-------- MATERIAL PROVIDED --------

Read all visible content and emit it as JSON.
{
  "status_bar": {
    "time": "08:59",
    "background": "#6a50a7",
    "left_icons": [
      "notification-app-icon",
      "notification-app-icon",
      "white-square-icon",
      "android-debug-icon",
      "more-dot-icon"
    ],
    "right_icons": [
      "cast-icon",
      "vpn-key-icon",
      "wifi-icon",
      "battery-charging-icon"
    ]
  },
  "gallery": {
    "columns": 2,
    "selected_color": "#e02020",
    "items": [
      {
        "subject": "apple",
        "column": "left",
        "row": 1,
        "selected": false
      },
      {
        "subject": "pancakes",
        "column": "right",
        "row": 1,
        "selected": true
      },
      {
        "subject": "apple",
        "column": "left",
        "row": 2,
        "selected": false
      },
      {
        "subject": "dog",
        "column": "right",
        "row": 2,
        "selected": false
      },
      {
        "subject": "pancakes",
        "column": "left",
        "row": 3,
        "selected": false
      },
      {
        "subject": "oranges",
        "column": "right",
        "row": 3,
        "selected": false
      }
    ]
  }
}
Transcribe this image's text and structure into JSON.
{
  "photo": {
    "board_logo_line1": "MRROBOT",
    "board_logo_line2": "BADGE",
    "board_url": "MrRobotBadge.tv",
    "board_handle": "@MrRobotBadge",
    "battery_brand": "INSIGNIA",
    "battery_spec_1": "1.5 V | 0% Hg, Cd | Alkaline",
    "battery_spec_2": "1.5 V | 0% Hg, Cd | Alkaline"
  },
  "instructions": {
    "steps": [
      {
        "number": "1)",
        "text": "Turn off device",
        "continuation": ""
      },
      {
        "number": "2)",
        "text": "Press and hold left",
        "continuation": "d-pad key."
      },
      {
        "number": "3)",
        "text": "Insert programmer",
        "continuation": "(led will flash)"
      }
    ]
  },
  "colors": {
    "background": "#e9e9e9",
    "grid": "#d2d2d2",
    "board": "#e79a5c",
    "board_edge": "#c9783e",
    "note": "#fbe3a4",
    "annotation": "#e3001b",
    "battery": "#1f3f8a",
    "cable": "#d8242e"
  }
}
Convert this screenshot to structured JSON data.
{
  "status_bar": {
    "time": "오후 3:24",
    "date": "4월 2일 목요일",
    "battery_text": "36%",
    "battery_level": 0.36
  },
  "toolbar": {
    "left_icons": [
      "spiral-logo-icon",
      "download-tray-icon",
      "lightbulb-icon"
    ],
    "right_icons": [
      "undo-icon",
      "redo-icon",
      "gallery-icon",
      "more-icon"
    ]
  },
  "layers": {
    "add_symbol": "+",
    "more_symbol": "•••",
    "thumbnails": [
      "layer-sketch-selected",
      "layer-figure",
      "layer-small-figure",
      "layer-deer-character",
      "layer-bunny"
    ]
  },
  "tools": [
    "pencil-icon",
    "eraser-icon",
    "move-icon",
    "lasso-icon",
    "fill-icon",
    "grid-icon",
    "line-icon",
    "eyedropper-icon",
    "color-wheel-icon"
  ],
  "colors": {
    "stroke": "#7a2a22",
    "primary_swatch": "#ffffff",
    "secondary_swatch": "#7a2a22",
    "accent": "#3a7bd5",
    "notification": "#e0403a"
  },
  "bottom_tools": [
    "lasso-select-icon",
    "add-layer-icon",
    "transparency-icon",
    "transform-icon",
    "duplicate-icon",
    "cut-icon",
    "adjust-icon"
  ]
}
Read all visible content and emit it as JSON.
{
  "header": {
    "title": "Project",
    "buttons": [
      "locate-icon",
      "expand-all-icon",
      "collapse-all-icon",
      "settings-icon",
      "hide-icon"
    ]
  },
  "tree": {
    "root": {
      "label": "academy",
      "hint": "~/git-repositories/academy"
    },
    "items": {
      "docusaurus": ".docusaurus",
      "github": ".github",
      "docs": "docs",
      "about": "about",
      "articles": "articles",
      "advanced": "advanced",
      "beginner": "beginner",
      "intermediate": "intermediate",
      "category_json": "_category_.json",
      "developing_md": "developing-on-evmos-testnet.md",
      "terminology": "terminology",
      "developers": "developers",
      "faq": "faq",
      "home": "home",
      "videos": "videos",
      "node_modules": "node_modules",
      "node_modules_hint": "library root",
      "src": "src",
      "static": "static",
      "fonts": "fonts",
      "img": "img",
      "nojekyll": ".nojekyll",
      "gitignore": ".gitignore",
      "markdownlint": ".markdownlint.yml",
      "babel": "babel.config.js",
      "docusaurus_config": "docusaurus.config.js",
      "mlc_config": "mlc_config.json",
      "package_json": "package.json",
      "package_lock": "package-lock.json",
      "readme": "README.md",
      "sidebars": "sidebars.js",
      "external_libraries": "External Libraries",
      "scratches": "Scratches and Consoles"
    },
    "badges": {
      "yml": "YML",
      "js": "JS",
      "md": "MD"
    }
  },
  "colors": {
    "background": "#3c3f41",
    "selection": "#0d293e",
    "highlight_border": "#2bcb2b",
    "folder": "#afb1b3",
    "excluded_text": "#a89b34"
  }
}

--------

## SET EXERCISE
Identify the lines in the entries above that contain "this", then copy them out.

## EXERCISE RESPONSE
Transcribe this image's text and structure into JSON.
Convert this screenshot to structured JSON data.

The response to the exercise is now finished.